→ Task data:
■ ■ ■ ■ ■
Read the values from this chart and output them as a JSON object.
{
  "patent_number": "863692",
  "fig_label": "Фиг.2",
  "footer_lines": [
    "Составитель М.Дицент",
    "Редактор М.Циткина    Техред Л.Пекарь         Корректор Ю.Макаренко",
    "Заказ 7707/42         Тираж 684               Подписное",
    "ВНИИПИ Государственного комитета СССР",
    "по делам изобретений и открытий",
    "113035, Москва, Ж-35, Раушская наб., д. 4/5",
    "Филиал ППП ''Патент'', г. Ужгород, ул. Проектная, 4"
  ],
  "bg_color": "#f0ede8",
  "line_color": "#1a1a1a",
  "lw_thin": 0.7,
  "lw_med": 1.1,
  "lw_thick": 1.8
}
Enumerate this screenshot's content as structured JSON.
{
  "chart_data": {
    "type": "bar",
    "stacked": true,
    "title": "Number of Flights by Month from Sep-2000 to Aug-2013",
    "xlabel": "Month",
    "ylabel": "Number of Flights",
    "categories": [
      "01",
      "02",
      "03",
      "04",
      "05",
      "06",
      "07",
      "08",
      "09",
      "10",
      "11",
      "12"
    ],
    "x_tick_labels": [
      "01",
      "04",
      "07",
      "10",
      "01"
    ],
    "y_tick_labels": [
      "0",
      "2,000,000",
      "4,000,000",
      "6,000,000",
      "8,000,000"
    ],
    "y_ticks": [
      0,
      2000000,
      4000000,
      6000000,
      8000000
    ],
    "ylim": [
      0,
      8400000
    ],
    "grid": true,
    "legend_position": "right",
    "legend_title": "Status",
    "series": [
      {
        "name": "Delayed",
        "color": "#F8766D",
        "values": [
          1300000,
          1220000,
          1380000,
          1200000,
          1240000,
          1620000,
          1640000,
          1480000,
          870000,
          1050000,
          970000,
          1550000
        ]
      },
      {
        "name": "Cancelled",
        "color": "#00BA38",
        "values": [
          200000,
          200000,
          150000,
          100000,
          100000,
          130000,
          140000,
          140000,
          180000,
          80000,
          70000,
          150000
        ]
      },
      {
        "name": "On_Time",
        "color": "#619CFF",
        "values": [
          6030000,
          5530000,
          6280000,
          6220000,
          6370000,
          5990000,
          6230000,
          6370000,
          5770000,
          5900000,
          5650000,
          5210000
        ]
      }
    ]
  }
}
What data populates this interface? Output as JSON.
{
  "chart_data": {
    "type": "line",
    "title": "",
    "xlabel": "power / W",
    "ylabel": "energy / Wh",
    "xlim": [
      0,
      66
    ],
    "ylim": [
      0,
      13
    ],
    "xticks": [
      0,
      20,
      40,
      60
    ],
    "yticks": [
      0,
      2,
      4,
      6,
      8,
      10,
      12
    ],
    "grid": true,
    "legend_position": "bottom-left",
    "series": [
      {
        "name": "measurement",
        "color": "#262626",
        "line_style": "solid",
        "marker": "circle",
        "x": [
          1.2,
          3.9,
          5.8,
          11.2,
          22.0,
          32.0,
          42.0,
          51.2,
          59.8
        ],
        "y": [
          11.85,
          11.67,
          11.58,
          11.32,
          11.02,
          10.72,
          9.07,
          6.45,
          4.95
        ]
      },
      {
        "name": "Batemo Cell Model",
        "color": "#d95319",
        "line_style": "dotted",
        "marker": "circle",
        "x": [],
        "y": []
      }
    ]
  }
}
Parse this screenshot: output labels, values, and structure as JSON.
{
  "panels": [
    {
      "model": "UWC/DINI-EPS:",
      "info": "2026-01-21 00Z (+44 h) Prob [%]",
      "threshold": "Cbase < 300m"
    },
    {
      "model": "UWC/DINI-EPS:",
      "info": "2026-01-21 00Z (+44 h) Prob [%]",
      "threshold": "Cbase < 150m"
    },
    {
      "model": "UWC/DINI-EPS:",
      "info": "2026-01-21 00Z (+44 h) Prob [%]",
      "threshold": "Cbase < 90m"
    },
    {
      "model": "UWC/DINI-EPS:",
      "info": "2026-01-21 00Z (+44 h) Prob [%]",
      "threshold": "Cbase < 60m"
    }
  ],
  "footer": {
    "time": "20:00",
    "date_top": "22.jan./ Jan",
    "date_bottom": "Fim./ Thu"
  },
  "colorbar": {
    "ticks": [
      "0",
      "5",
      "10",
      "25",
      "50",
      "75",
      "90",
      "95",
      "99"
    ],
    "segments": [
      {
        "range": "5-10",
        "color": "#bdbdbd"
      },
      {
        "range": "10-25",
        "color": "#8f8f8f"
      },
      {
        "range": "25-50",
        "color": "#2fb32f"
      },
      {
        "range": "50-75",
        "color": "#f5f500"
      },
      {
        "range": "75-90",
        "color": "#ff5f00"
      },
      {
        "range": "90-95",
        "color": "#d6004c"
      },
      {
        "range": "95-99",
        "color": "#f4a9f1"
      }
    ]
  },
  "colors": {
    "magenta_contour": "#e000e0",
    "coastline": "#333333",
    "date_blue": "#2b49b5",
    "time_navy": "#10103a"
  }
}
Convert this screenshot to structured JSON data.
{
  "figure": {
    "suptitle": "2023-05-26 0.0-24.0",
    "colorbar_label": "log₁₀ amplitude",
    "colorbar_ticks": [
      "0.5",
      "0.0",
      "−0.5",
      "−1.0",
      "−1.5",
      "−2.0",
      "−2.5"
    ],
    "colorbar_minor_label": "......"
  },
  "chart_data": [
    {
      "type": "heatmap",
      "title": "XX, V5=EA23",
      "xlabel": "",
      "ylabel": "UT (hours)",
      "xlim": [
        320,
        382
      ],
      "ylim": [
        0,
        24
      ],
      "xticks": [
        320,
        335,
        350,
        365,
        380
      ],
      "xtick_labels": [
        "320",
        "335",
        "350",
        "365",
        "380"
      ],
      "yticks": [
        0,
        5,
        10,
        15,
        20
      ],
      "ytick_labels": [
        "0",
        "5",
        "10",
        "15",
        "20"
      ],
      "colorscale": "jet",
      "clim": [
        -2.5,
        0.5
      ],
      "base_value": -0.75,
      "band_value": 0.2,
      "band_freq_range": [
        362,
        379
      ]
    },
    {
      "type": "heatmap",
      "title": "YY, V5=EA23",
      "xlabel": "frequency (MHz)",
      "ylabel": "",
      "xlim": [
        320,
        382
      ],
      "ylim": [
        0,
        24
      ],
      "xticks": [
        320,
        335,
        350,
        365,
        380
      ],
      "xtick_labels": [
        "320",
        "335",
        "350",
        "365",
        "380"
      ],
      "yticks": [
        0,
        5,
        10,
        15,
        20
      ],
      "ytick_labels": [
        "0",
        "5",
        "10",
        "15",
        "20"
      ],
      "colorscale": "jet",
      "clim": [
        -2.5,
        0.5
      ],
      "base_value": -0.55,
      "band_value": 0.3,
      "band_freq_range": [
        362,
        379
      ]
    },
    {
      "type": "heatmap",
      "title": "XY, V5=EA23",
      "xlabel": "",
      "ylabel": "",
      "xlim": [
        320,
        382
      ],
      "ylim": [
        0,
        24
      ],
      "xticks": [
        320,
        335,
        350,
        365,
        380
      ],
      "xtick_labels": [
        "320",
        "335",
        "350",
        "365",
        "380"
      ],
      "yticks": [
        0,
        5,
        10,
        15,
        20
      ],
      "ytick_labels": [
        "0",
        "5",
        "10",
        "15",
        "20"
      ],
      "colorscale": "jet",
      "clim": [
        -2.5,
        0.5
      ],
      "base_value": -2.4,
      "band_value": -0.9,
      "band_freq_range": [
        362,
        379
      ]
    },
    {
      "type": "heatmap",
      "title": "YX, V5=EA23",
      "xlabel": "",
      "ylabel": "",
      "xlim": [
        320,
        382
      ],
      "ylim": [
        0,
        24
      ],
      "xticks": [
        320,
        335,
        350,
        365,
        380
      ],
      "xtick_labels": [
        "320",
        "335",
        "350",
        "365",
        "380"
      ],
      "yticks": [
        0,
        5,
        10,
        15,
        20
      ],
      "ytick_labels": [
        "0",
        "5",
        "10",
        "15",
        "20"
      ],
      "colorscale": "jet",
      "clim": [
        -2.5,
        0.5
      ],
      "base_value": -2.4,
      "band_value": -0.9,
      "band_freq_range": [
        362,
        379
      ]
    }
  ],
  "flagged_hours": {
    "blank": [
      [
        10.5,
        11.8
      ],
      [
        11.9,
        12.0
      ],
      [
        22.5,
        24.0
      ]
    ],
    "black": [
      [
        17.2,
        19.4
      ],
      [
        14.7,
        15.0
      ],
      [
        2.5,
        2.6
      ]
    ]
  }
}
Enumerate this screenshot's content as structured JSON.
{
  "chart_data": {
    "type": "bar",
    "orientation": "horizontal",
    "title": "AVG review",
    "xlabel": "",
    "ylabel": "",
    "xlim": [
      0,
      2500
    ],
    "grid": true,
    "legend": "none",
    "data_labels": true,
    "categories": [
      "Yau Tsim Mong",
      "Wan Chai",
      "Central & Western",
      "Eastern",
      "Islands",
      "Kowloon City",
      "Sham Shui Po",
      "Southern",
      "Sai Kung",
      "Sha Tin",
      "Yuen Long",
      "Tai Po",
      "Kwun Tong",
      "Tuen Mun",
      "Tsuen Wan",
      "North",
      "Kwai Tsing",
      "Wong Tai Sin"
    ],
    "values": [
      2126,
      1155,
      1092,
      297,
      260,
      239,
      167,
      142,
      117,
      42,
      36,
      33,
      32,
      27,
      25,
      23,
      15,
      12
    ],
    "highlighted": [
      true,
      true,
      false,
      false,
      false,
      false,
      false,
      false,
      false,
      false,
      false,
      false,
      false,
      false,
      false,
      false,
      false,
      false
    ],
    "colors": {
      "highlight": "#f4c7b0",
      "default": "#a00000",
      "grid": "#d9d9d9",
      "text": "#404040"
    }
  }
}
■ ■ ■ ■ ■
→ What needs to be done:
Find each line with the string "Flights" and copy it out.

→ Answer:
    "title": "Number of Flights by Month from Sep-2000 to Aug-2013",
    "ylabel": "Number of Flights",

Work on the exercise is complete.